■ WHAT IS NEEDED
Here are some records; copy every line that holds the word "sectionTitle".

■ EXERCISE INPUTS
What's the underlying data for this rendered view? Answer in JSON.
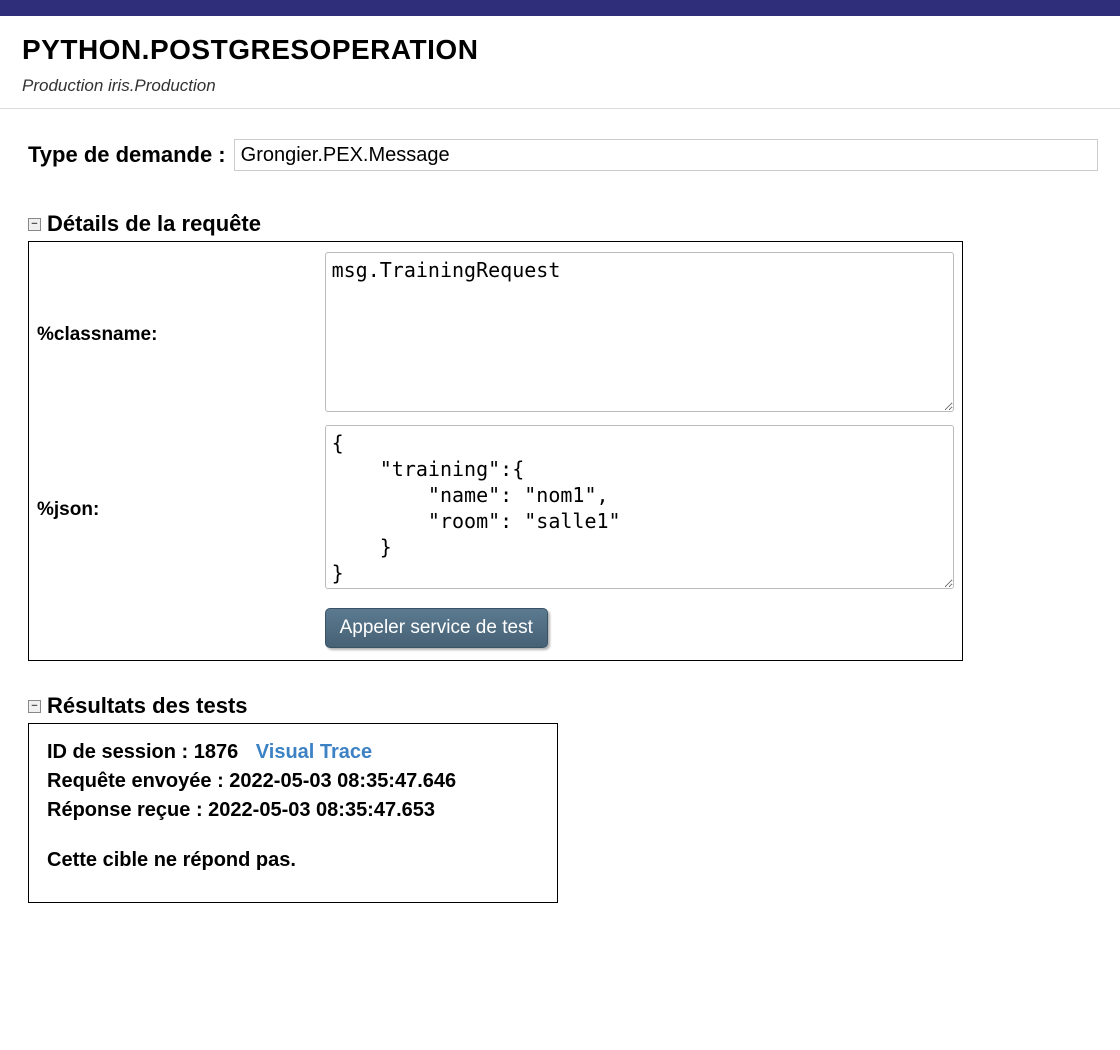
{
  "header": {
    "title": "PYTHON.POSTGRESOPERATION",
    "subtitle": "Production iris.Production"
  },
  "requestType": {
    "label": "Type de demande :",
    "value": "Grongier.PEX.Message"
  },
  "details": {
    "sectionTitle": "Détails de la requête",
    "classnameLabel": "%classname:",
    "classnameValue": "msg.TrainingRequest",
    "jsonLabel": "%json:",
    "jsonValue": "{\n    \"training\":{\n        \"name\": \"nom1\",\n        \"room\": \"salle1\"\n    }\n}",
    "testButton": "Appeler service de test"
  },
  "results": {
    "sectionTitle": "Résultats des tests",
    "sessionIdLabel": "ID de session :",
    "sessionId": "1876",
    "visualTrace": "Visual Trace",
    "requestSentLabel": "Requête envoyée :",
    "requestSentValue": "2022-05-03 08:35:47.646",
    "responseReceivedLabel": "Réponse reçue :",
    "responseReceivedValue": "2022-05-03 08:35:47.653",
    "message": "Cette cible ne répond pas."
  }
}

■ TASK RESULT
    "sectionTitle": "Détails de la requête",
    "sectionTitle": "Résultats des tests",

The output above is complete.